| RECORDS FOR THIS TASK |
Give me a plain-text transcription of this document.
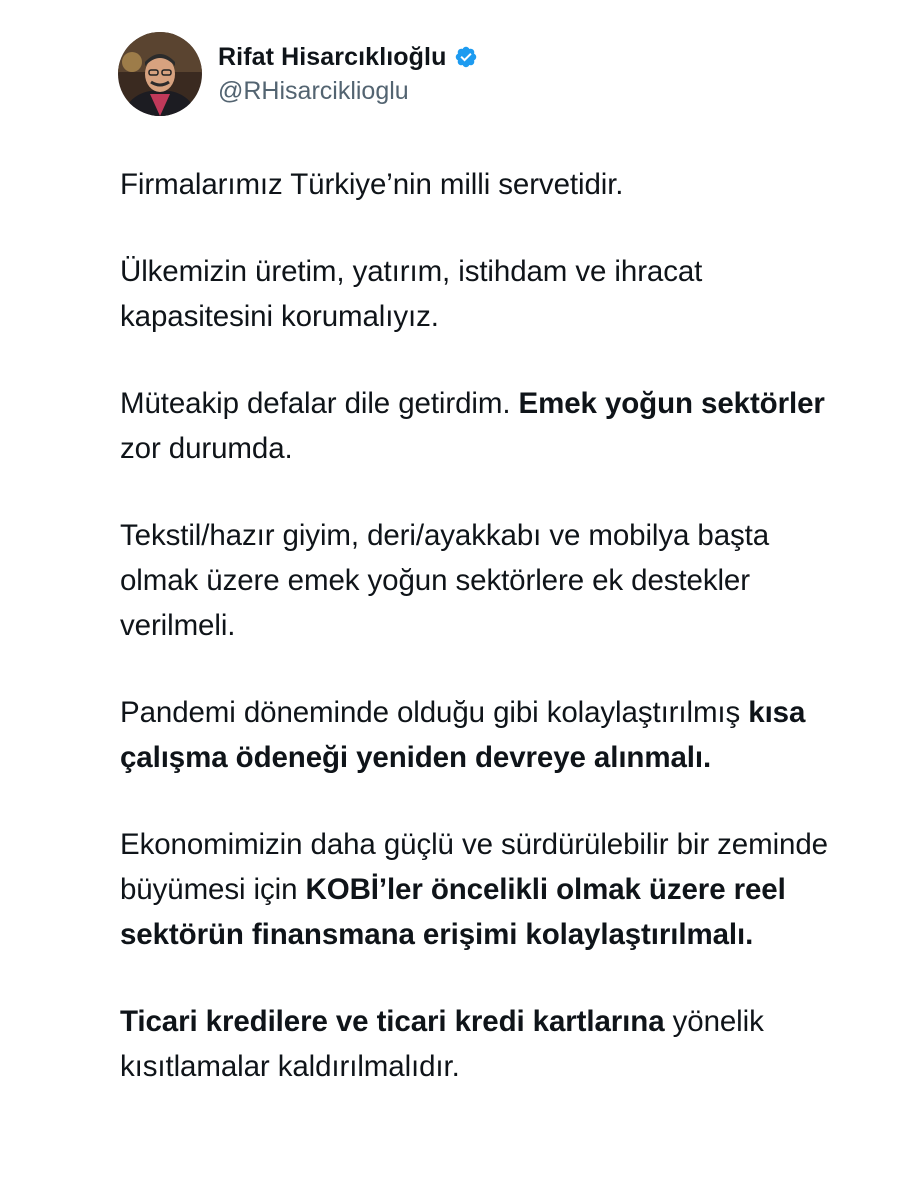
Rifat Hisarcıklıoğlu
@RHisarciklioglu

Firmalarımız Türkiye’nin milli servetidir.

Ülkemizin üretim, yatırım, istihdam ve ihracat kapasitesini korumalıyız.

Müteakip defalar dile getirdim. Emek yoğun sektörler zor durumda.

Tekstil/hazır giyim, deri/ayakkabı ve mobilya başta olmak üzere emek yoğun sektörlere ek destekler verilmeli.

Pandemi döneminde olduğu gibi kolaylaştırılmış kısa çalışma ödeneği yeniden devreye alınmalı.

Ekonomimizin daha güçlü ve sürdürülebilir bir zeminde büyümesi için KOBİ’ler öncelikli olmak üzere reel sektörün finansmana erişimi kolaylaştırılmalı.

Ticari kredilere ve ticari kredi kartlarına yönelik kısıtlamalar kaldırılmalıdır.
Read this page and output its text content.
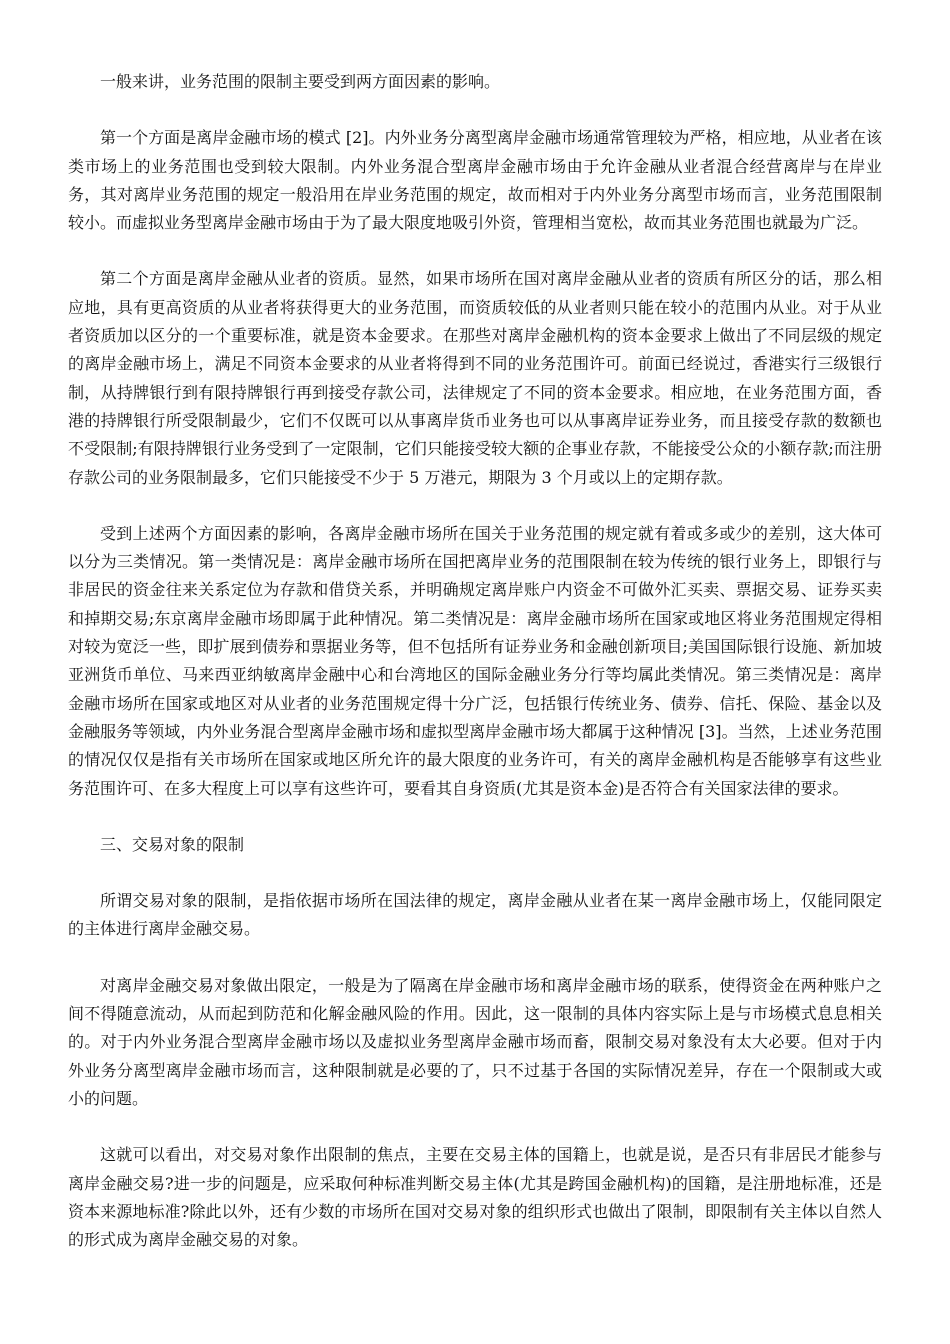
一般来讲，业务范围的限制主要受到两方面因素的影响。

第一个方面是离岸金融市场的模式 [2]。内外业务分离型离岸金融市场通常管理较为严格，相应地，从业者在该类市场上的业务范围也受到较大限制。内外业务混合型离岸金融市场由于允许金融从业者混合经营离岸与在岸业务，其对离岸业务范围的规定一般沿用在岸业务范围的规定，故而相对于内外业务分离型市场而言，业务范围限制较小。而虚拟业务型离岸金融市场由于为了最大限度地吸引外资，管理相当宽松，故而其业务范围也就最为广泛。

第二个方面是离岸金融从业者的资质。显然，如果市场所在国对离岸金融从业者的资质有所区分的话，那么相应地，具有更高资质的从业者将获得更大的业务范围，而资质较低的从业者则只能在较小的范围内从业。对于从业者资质加以区分的一个重要标准，就是资本金要求。在那些对离岸金融机构的资本金要求上做出了不同层级的规定的离岸金融市场上，满足不同资本金要求的从业者将得到不同的业务范围许可。前面已经说过，香港实行三级银行制，从持牌银行到有限持牌银行再到接受存款公司，法律规定了不同的资本金要求。相应地，在业务范围方面，香港的持牌银行所受限制最少，它们不仅既可以从事离岸货币业务也可以从事离岸证券业务，而且接受存款的数额也不受限制;有限持牌银行业务受到了一定限制，它们只能接受较大额的企事业存款，不能接受公众的小额存款;而注册存款公司的业务限制最多，它们只能接受不少于 5 万港元，期限为 3 个月或以上的定期存款。

受到上述两个方面因素的影响，各离岸金融市场所在国关于业务范围的规定就有着或多或少的差别，这大体可以分为三类情况。第一类情况是：离岸金融市场所在国把离岸业务的范围限制在较为传统的银行业务上，即银行与非居民的资金往来关系定位为存款和借贷关系，并明确规定离岸账户内资金不可做外汇买卖、票据交易、证券买卖和掉期交易;东京离岸金融市场即属于此种情况。第二类情况是：离岸金融市场所在国家或地区将业务范围规定得相对较为宽泛一些，即扩展到债券和票据业务等，但不包括所有证券业务和金融创新项目;美国国际银行设施、新加坡亚洲货币单位、马来西亚纳敏离岸金融中心和台湾地区的国际金融业务分行等均属此类情况。第三类情况是：离岸金融市场所在国家或地区对从业者的业务范围规定得十分广泛，包括银行传统业务、债券、信托、保险、基金以及金融服务等领域，内外业务混合型离岸金融市场和虚拟型离岸金融市场大都属于这种情况 [3]。当然，上述业务范围的情况仅仅是指有关市场所在国家或地区所允许的最大限度的业务许可，有关的离岸金融机构是否能够享有这些业务范围许可、在多大程度上可以享有这些许可，要看其自身资质(尤其是资本金)是否符合有关国家法律的要求。

三、交易对象的限制

所谓交易对象的限制，是指依据市场所在国法律的规定，离岸金融从业者在某一离岸金融市场上，仅能同限定的主体进行离岸金融交易。

对离岸金融交易对象做出限定，一般是为了隔离在岸金融市场和离岸金融市场的联系，使得资金在两种账户之间不得随意流动，从而起到防范和化解金融风险的作用。因此，这一限制的具体内容实际上是与市场模式息息相关的。对于内外业务混合型离岸金融市场以及虚拟业务型离岸金融市场而畜，限制交易对象没有太大必要。但对于内外业务分离型离岸金融市场而言，这种限制就是必要的了，只不过基于各国的实际情况差异，存在一个限制或大或小的问题。

这就可以看出，对交易对象作出限制的焦点，主要在交易主体的国籍上，也就是说，是否只有非居民才能参与离岸金融交易?进一步的问题是，应采取何种标准判断交易主体(尤其是跨国金融机构)的国籍，是注册地标准，还是资本来源地标准?除此以外，还有少数的市场所在国对交易对象的组织形式也做出了限制，即限制有关主体以自然人的形式成为离岸金融交易的对象。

| DIRECTION |
Exclude the pictures, and transcribe all of the material exactly.

| TASK RESULT |
Give me a plain-text transcription of this document.
Rifat Hisarcıklıoğlu
@RHisarciklioglu

Firmalarımız Türkiye’nin milli servetidir.

Ülkemizin üretim, yatırım, istihdam ve ihracat kapasitesini korumalıyız.

Müteakip defalar dile getirdim. Emek yoğun sektörler zor durumda.

Tekstil/hazır giyim, deri/ayakkabı ve mobilya başta olmak üzere emek yoğun sektörlere ek destekler verilmeli.

Pandemi döneminde olduğu gibi kolaylaştırılmış kısa çalışma ödeneği yeniden devreye alınmalı.

Ekonomimizin daha güçlü ve sürdürülebilir bir zeminde büyümesi için KOBİ’ler öncelikli olmak üzere reel sektörün finansmana erişimi kolaylaştırılmalı.

Ticari kredilere ve ticari kredi kartlarına yönelik kısıtlamalar kaldırılmalıdır.
Read this page and output its text content.
一般来讲，业务范围的限制主要受到两方面因素的影响。

第一个方面是离岸金融市场的模式 [2]。内外业务分离型离岸金融市场通常管理较为严格，相应地，从业者在该类市场上的业务范围也受到较大限制。内外业务混合型离岸金融市场由于允许金融从业者混合经营离岸与在岸业务，其对离岸业务范围的规定一般沿用在岸业务范围的规定，故而相对于内外业务分离型市场而言，业务范围限制较小。而虚拟业务型离岸金融市场由于为了最大限度地吸引外资，管理相当宽松，故而其业务范围也就最为广泛。

第二个方面是离岸金融从业者的资质。显然，如果市场所在国对离岸金融从业者的资质有所区分的话，那么相应地，具有更高资质的从业者将获得更大的业务范围，而资质较低的从业者则只能在较小的范围内从业。对于从业者资质加以区分的一个重要标准，就是资本金要求。在那些对离岸金融机构的资本金要求上做出了不同层级的规定的离岸金融市场上，满足不同资本金要求的从业者将得到不同的业务范围许可。前面已经说过，香港实行三级银行制，从持牌银行到有限持牌银行再到接受存款公司，法律规定了不同的资本金要求。相应地，在业务范围方面，香港的持牌银行所受限制最少，它们不仅既可以从事离岸货币业务也可以从事离岸证券业务，而且接受存款的数额也不受限制;有限持牌银行业务受到了一定限制，它们只能接受较大额的企事业存款，不能接受公众的小额存款;而注册存款公司的业务限制最多，它们只能接受不少于 5 万港元，期限为 3 个月或以上的定期存款。

受到上述两个方面因素的影响，各离岸金融市场所在国关于业务范围的规定就有着或多或少的差别，这大体可以分为三类情况。第一类情况是：离岸金融市场所在国把离岸业务的范围限制在较为传统的银行业务上，即银行与非居民的资金往来关系定位为存款和借贷关系，并明确规定离岸账户内资金不可做外汇买卖、票据交易、证券买卖和掉期交易;东京离岸金融市场即属于此种情况。第二类情况是：离岸金融市场所在国家或地区将业务范围规定得相对较为宽泛一些，即扩展到债券和票据业务等，但不包括所有证券业务和金融创新项目;美国国际银行设施、新加坡亚洲货币单位、马来西亚纳敏离岸金融中心和台湾地区的国际金融业务分行等均属此类情况。第三类情况是：离岸金融市场所在国家或地区对从业者的业务范围规定得十分广泛，包括银行传统业务、债券、信托、保险、基金以及金融服务等领域，内外业务混合型离岸金融市场和虚拟型离岸金融市场大都属于这种情况 [3]。当然，上述业务范围的情况仅仅是指有关市场所在国家或地区所允许的最大限度的业务许可，有关的离岸金融机构是否能够享有这些业务范围许可、在多大程度上可以享有这些许可，要看其自身资质(尤其是资本金)是否符合有关国家法律的要求。

三、交易对象的限制

所谓交易对象的限制，是指依据市场所在国法律的规定，离岸金融从业者在某一离岸金融市场上，仅能同限定的主体进行离岸金融交易。

对离岸金融交易对象做出限定，一般是为了隔离在岸金融市场和离岸金融市场的联系，使得资金在两种账户之间不得随意流动，从而起到防范和化解金融风险的作用。因此，这一限制的具体内容实际上是与市场模式息息相关的。对于内外业务混合型离岸金融市场以及虚拟业务型离岸金融市场而畜，限制交易对象没有太大必要。但对于内外业务分离型离岸金融市场而言，这种限制就是必要的了，只不过基于各国的实际情况差异，存在一个限制或大或小的问题。

这就可以看出，对交易对象作出限制的焦点，主要在交易主体的国籍上，也就是说，是否只有非居民才能参与离岸金融交易?进一步的问题是，应采取何种标准判断交易主体(尤其是跨国金融机构)的国籍，是注册地标准，还是资本来源地标准?除此以外，还有少数的市场所在国对交易对象的组织形式也做出了限制，即限制有关主体以自然人的形式成为离岸金融交易的对象。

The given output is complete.